__Exercise details__
Your task is to give the number of lines in the listing that include "minlaydi", and nothing else.

## BEGIN

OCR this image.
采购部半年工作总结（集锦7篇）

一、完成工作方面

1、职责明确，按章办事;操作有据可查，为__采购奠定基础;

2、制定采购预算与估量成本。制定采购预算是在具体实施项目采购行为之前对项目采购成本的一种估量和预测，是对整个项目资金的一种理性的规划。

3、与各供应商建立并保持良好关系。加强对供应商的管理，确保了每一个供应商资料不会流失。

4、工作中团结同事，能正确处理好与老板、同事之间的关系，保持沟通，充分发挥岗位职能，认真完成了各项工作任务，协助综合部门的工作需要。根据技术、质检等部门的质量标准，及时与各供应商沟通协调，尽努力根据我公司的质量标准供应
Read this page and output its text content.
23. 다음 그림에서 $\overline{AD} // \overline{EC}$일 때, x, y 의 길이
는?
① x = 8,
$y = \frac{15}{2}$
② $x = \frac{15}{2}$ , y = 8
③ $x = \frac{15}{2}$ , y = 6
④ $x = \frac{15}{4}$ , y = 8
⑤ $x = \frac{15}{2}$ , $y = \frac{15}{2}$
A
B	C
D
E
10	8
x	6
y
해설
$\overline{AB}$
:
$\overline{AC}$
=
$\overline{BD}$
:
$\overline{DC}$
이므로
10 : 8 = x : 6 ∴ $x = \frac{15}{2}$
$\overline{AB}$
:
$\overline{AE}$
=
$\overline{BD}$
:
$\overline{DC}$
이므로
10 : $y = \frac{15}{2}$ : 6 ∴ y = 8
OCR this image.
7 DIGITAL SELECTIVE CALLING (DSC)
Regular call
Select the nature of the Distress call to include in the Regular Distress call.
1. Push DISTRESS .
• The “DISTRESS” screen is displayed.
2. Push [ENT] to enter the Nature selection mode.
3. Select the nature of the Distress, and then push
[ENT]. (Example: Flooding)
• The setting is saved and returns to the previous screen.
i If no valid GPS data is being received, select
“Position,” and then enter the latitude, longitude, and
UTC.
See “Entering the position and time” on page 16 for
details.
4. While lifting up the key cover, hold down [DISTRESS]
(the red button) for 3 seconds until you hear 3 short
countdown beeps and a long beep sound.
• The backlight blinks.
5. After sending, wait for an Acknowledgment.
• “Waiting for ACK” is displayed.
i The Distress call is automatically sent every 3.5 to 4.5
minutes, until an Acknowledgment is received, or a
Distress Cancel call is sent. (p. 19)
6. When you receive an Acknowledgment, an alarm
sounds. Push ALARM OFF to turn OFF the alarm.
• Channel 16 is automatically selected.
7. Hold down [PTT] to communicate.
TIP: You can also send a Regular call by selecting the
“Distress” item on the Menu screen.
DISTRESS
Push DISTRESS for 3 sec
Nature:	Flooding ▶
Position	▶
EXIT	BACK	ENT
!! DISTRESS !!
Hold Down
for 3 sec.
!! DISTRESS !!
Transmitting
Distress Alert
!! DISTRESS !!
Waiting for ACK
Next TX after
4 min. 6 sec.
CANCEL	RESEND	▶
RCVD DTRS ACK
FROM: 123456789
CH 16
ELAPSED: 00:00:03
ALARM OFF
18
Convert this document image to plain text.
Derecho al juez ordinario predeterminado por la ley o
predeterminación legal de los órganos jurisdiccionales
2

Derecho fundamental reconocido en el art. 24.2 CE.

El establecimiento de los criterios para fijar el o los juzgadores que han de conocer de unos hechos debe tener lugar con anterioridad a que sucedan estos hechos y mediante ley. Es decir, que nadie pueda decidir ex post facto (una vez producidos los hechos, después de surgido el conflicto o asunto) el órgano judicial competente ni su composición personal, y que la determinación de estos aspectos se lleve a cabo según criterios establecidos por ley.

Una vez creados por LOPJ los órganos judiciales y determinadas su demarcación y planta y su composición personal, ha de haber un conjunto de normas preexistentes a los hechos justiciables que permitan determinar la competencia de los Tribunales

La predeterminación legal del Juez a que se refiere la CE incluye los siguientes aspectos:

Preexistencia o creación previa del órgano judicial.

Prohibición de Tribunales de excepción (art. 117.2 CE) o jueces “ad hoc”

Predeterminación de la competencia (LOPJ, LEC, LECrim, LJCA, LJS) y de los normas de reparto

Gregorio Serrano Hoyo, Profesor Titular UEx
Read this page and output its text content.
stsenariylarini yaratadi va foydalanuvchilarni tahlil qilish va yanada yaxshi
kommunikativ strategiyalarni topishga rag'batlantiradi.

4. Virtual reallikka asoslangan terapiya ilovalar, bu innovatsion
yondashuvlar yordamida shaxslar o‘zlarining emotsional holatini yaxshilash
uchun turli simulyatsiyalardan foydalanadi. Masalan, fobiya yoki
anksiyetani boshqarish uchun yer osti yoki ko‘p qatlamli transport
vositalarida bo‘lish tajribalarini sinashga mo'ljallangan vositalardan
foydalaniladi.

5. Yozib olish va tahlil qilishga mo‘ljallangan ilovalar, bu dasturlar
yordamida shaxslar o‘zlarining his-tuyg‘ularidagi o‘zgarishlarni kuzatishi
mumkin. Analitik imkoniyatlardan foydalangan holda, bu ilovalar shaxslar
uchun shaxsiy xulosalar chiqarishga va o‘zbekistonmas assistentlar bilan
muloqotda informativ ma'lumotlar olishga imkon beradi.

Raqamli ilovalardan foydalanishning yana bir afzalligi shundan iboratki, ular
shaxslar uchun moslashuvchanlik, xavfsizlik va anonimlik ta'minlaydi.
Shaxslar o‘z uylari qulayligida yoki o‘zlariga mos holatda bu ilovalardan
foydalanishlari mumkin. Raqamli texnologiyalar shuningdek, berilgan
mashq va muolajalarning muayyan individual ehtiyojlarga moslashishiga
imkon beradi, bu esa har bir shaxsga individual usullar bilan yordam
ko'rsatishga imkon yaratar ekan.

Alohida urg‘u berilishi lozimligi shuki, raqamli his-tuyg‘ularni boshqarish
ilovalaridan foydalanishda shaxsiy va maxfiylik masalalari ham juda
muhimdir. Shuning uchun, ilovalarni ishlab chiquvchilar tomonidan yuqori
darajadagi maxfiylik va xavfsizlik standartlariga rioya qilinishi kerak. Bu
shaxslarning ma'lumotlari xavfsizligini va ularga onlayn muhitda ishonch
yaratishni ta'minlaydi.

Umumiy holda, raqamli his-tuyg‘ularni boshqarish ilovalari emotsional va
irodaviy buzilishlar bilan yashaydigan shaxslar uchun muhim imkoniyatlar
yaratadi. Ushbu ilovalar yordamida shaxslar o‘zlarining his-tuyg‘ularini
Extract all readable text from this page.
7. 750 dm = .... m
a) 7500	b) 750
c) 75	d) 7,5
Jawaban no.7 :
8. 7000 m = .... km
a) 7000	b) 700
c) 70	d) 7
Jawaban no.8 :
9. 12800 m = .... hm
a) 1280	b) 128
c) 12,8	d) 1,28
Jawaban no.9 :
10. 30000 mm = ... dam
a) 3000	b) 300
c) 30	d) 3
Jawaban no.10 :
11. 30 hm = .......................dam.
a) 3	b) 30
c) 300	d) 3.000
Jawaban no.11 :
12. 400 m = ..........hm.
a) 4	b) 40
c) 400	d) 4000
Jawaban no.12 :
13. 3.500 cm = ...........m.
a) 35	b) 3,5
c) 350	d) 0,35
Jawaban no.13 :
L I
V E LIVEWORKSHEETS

## END

__Answer to the task__
2